## Short exercise
Identify each line holding the string "legend" and copy it.

* BEGIN Record excerpts *

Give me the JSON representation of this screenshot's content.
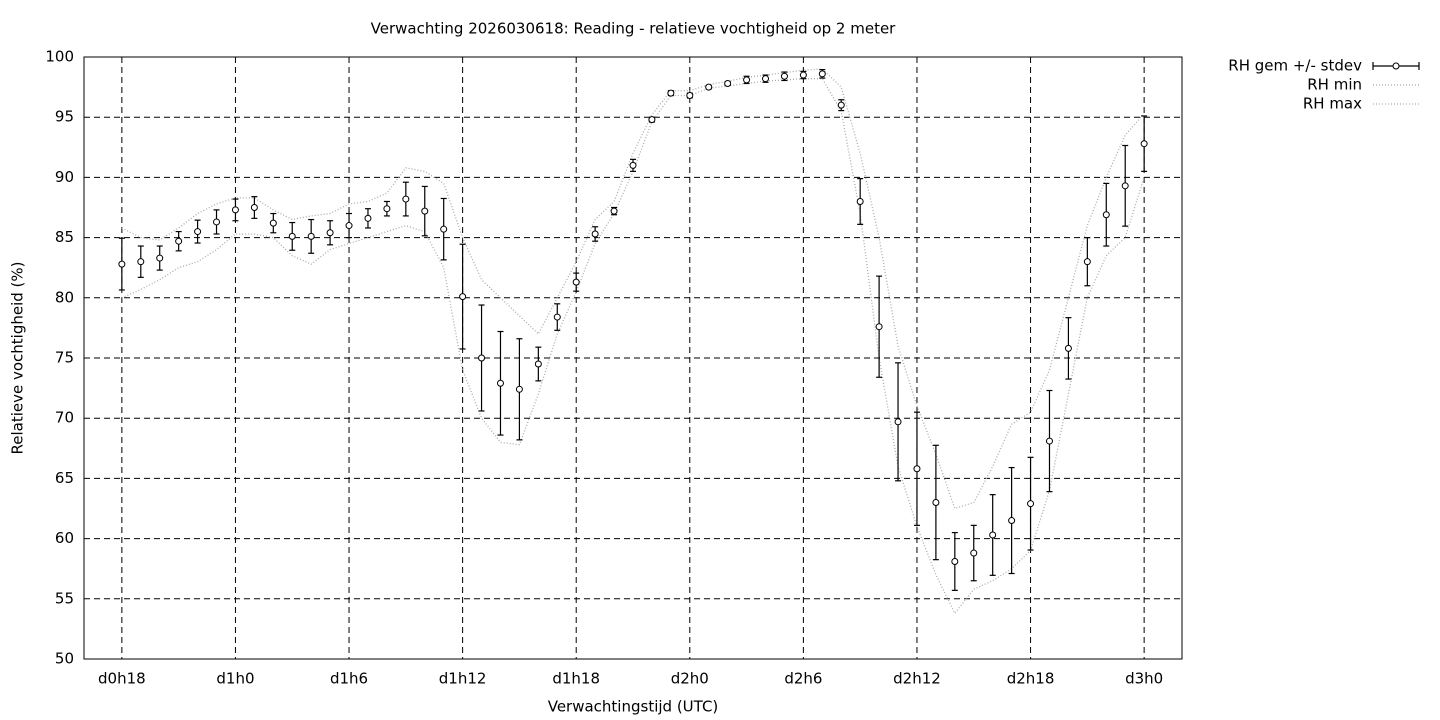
{
  "chart_data": {
    "type": "errorbar-line",
    "title": "Verwachting 2026030618: Reading - relatieve vochtigheid op 2 meter",
    "x_label": "Verwachtingstijd (UTC)",
    "y_label": "Relatieve vochtigheid (%)",
    "x": [
      18,
      19,
      20,
      21,
      22,
      23,
      24,
      25,
      26,
      27,
      28,
      29,
      30,
      31,
      32,
      33,
      34,
      35,
      36,
      37,
      38,
      39,
      40,
      41,
      42,
      43,
      44,
      45,
      46,
      47,
      48,
      49,
      50,
      51,
      52,
      53,
      54,
      55,
      56,
      57,
      58,
      59,
      60,
      61,
      62,
      63,
      64,
      65,
      66,
      67,
      68,
      69,
      70,
      71,
      72
    ],
    "xlim": [
      16,
      74
    ],
    "xticks": [
      {
        "value": 18,
        "label": "d0h18"
      },
      {
        "value": 24,
        "label": "d1h0"
      },
      {
        "value": 30,
        "label": "d1h6"
      },
      {
        "value": 36,
        "label": "d1h12"
      },
      {
        "value": 42,
        "label": "d1h18"
      },
      {
        "value": 48,
        "label": "d2h0"
      },
      {
        "value": 54,
        "label": "d2h6"
      },
      {
        "value": 60,
        "label": "d2h12"
      },
      {
        "value": 66,
        "label": "d2h18"
      },
      {
        "value": 72,
        "label": "d3h0"
      }
    ],
    "ylim": [
      50,
      100
    ],
    "yticks": [
      50,
      55,
      60,
      65,
      70,
      75,
      80,
      85,
      90,
      95,
      100
    ],
    "grid": true,
    "legend": "outside-top-right",
    "series": [
      {
        "name": "RH gem +/- stdev",
        "color": "#000000",
        "values": [
          82.8,
          83.0,
          83.3,
          84.7,
          85.5,
          86.3,
          87.3,
          87.5,
          86.2,
          85.1,
          85.1,
          85.4,
          86.0,
          86.6,
          87.4,
          88.2,
          87.2,
          85.7,
          80.1,
          75.0,
          72.9,
          72.4,
          74.5,
          78.4,
          81.3,
          85.3,
          87.2,
          91.0,
          94.8,
          97.0,
          96.8,
          97.5,
          97.8,
          98.1,
          98.2,
          98.4,
          98.5,
          98.6,
          96.0,
          88.0,
          77.6,
          69.7,
          65.8,
          63.0,
          58.1,
          58.8,
          60.3,
          61.5,
          62.9,
          68.1,
          75.8,
          83.0,
          86.9,
          89.3,
          92.8
        ],
        "errors": [
          2.15,
          1.3,
          1.0,
          0.8,
          0.95,
          1.0,
          0.9,
          0.9,
          0.8,
          1.15,
          1.4,
          1.0,
          1.0,
          0.8,
          0.6,
          1.4,
          2.05,
          2.55,
          4.35,
          4.4,
          4.3,
          4.2,
          1.4,
          1.1,
          0.75,
          0.6,
          0.3,
          0.5,
          0.2,
          0.2,
          0.2,
          0.15,
          0.15,
          0.3,
          0.3,
          0.35,
          0.3,
          0.35,
          0.45,
          1.9,
          4.2,
          4.9,
          4.7,
          4.75,
          2.4,
          2.3,
          3.35,
          4.4,
          3.85,
          4.2,
          2.55,
          2.0,
          2.6,
          3.35,
          2.3
        ]
      },
      {
        "name": "RH min",
        "color": "#aaaaaa",
        "values": [
          80.0,
          80.7,
          81.5,
          82.5,
          83.0,
          84.0,
          85.3,
          85.3,
          85.0,
          83.5,
          82.8,
          84.0,
          84.5,
          85.0,
          85.5,
          86.0,
          85.5,
          82.5,
          74.0,
          70.0,
          68.0,
          67.8,
          72.0,
          77.0,
          80.5,
          84.5,
          87.0,
          90.5,
          94.6,
          96.8,
          96.8,
          97.4,
          97.6,
          97.8,
          98.0,
          98.1,
          98.2,
          98.2,
          95.5,
          87.0,
          75.0,
          66.0,
          61.0,
          57.0,
          53.8,
          55.8,
          56.5,
          57.5,
          59.0,
          64.0,
          72.0,
          80.0,
          83.5,
          85.0,
          90.0
        ]
      },
      {
        "name": "RH max",
        "color": "#aaaaaa",
        "values": [
          85.8,
          85.0,
          84.8,
          85.8,
          87.0,
          87.8,
          88.3,
          88.3,
          87.3,
          86.5,
          86.8,
          87.0,
          87.8,
          88.0,
          88.7,
          90.8,
          90.5,
          89.5,
          85.0,
          81.5,
          80.0,
          78.5,
          77.0,
          80.0,
          83.0,
          86.5,
          88.0,
          92.0,
          95.2,
          97.2,
          97.2,
          97.7,
          98.0,
          98.3,
          98.5,
          98.7,
          98.9,
          99.0,
          97.5,
          92.0,
          85.0,
          76.0,
          71.0,
          67.0,
          62.5,
          63.0,
          66.0,
          69.5,
          70.5,
          74.0,
          80.0,
          86.0,
          90.0,
          93.5,
          95.3
        ]
      }
    ]
  }
}
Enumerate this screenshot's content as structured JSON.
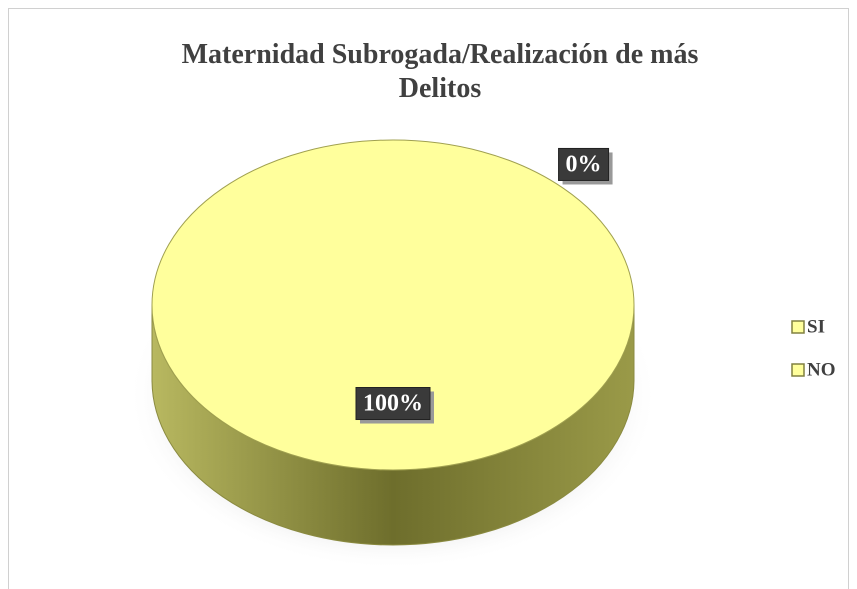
{
  "chart_data": {
    "type": "pie",
    "title": "Maternidad Subrogada/Realización de más Delitos",
    "categories": [
      "SI",
      "NO"
    ],
    "values": [
      0,
      100
    ],
    "value_labels": [
      "0%",
      "100%"
    ],
    "colors": [
      "#ffff9c",
      "#ffff9c"
    ],
    "legend": "right"
  }
}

* END Record excerpts *

## Result of this exercise
    "legend": "outside-top-right",
    "legend": "right"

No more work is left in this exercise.